[start]

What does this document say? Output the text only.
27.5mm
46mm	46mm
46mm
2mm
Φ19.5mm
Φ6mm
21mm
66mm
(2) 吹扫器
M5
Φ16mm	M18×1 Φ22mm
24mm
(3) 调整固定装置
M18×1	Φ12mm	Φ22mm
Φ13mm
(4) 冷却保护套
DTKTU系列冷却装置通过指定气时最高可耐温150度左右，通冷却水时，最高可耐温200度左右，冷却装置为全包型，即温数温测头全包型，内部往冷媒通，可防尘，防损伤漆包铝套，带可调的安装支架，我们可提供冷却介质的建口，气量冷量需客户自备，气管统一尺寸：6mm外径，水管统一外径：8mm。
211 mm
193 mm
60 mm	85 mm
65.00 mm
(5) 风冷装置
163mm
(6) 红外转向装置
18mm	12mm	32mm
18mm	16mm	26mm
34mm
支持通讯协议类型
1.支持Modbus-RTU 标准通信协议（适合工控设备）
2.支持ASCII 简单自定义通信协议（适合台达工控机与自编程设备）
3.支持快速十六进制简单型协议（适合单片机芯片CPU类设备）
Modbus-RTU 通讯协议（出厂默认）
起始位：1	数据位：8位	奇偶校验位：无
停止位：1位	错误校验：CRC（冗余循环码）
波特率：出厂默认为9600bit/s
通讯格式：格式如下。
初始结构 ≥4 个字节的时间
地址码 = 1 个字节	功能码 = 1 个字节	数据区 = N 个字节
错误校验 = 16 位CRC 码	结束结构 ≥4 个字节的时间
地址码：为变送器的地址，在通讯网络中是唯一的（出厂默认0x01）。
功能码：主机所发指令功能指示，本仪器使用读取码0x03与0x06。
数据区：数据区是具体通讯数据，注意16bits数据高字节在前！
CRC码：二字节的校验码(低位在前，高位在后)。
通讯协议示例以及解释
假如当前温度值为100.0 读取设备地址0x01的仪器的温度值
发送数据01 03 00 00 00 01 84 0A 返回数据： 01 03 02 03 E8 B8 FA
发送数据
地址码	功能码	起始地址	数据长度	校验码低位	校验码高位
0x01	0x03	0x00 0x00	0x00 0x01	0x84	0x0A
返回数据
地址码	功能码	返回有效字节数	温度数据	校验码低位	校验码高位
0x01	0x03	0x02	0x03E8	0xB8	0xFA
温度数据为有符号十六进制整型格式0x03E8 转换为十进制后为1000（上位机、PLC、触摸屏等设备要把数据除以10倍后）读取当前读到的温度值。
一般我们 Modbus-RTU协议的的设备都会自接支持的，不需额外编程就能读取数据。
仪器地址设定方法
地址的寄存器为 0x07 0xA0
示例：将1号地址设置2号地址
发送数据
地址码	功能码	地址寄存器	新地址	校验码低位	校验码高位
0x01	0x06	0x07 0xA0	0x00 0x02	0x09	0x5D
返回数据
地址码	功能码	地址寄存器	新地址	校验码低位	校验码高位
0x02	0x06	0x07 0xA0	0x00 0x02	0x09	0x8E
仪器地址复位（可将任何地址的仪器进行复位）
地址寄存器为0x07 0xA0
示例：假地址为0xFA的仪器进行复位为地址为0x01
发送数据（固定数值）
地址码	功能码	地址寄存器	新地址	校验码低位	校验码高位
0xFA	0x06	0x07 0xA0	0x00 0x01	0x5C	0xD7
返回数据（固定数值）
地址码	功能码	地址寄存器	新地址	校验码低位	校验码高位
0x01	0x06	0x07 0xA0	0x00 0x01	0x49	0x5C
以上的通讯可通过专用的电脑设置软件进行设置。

[end]
[start]

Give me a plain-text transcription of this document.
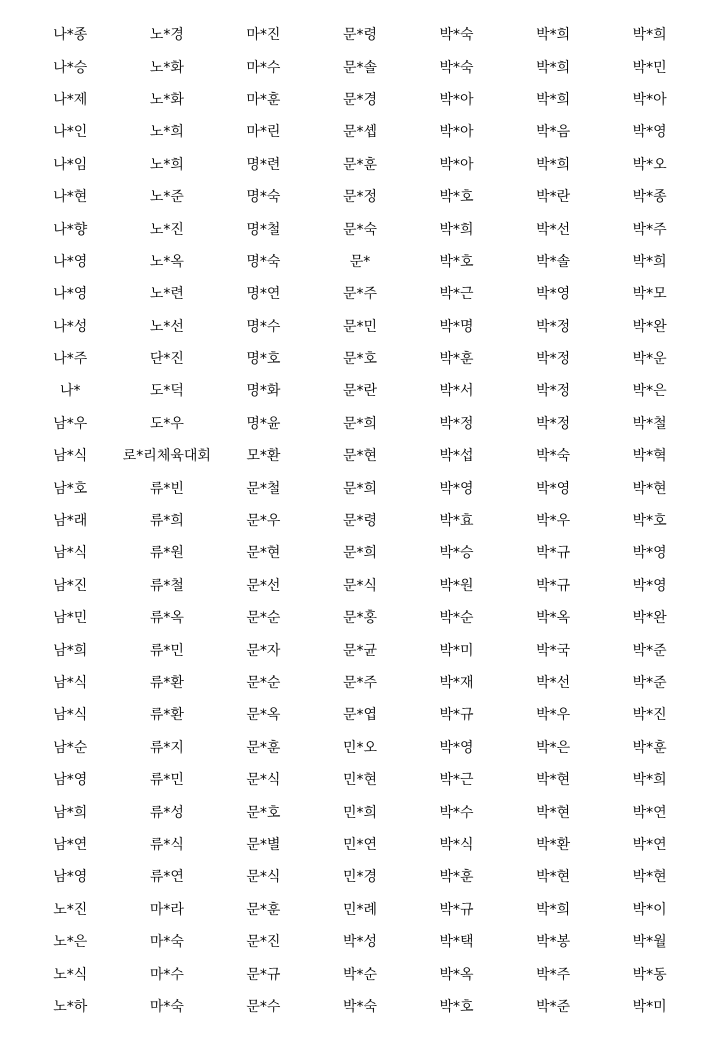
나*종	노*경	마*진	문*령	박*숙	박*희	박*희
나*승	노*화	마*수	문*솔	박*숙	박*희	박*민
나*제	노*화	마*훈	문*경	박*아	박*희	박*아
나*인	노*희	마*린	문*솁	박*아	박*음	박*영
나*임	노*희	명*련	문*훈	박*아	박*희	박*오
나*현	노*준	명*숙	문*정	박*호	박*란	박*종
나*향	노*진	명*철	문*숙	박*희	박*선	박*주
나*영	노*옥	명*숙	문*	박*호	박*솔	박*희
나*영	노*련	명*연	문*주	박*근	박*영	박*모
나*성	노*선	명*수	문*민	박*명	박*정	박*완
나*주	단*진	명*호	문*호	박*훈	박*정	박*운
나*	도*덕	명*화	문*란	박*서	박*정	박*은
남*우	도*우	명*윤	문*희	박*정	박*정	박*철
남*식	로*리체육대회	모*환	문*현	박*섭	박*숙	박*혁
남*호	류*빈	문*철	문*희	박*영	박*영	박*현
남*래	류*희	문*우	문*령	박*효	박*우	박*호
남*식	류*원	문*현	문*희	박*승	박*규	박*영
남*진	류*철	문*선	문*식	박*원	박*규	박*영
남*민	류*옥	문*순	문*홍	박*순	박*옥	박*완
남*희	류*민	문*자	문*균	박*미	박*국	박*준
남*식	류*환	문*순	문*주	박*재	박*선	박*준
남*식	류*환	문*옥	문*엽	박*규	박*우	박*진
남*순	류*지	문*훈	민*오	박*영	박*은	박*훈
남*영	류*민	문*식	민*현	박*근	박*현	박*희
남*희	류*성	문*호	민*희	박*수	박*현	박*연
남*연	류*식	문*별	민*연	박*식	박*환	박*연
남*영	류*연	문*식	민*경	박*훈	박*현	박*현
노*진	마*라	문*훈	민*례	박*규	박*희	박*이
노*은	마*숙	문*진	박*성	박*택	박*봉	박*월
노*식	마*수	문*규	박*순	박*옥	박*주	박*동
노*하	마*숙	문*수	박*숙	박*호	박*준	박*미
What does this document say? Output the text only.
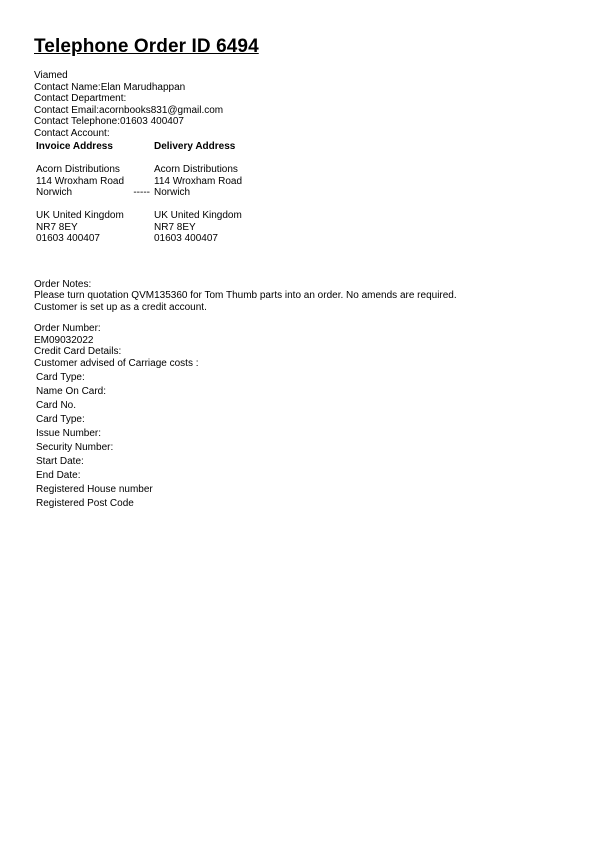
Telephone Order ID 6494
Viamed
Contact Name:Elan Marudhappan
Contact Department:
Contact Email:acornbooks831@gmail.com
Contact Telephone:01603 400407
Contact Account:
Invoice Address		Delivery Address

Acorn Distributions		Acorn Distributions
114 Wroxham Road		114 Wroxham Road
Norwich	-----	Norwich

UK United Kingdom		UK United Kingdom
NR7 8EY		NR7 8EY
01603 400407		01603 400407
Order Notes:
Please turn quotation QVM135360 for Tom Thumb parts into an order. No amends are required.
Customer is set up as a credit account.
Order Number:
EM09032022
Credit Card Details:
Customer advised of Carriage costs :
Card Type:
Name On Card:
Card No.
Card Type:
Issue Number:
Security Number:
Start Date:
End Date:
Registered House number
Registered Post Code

[end]
[start]

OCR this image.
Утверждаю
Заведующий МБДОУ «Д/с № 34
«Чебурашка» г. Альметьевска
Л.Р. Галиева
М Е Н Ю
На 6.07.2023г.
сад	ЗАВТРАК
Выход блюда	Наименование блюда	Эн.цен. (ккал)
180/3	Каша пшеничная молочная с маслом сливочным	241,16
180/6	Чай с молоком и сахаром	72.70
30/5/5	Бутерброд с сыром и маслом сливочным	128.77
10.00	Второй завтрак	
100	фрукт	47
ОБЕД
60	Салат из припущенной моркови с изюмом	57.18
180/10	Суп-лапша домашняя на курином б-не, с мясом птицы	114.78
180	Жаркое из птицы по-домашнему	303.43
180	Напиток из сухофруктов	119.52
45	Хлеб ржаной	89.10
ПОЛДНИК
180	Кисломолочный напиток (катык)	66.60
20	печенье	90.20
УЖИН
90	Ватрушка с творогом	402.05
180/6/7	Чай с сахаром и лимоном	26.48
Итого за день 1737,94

[end]

> [Your goal]:
Check each line of the records for the word "个字节的时间", and show the lines that contain it.

> [Task answer]:
初始结构 ≥4 个字节的时间
错误校验 = 16 位CRC 码	结束结构 ≥4 个字节的时间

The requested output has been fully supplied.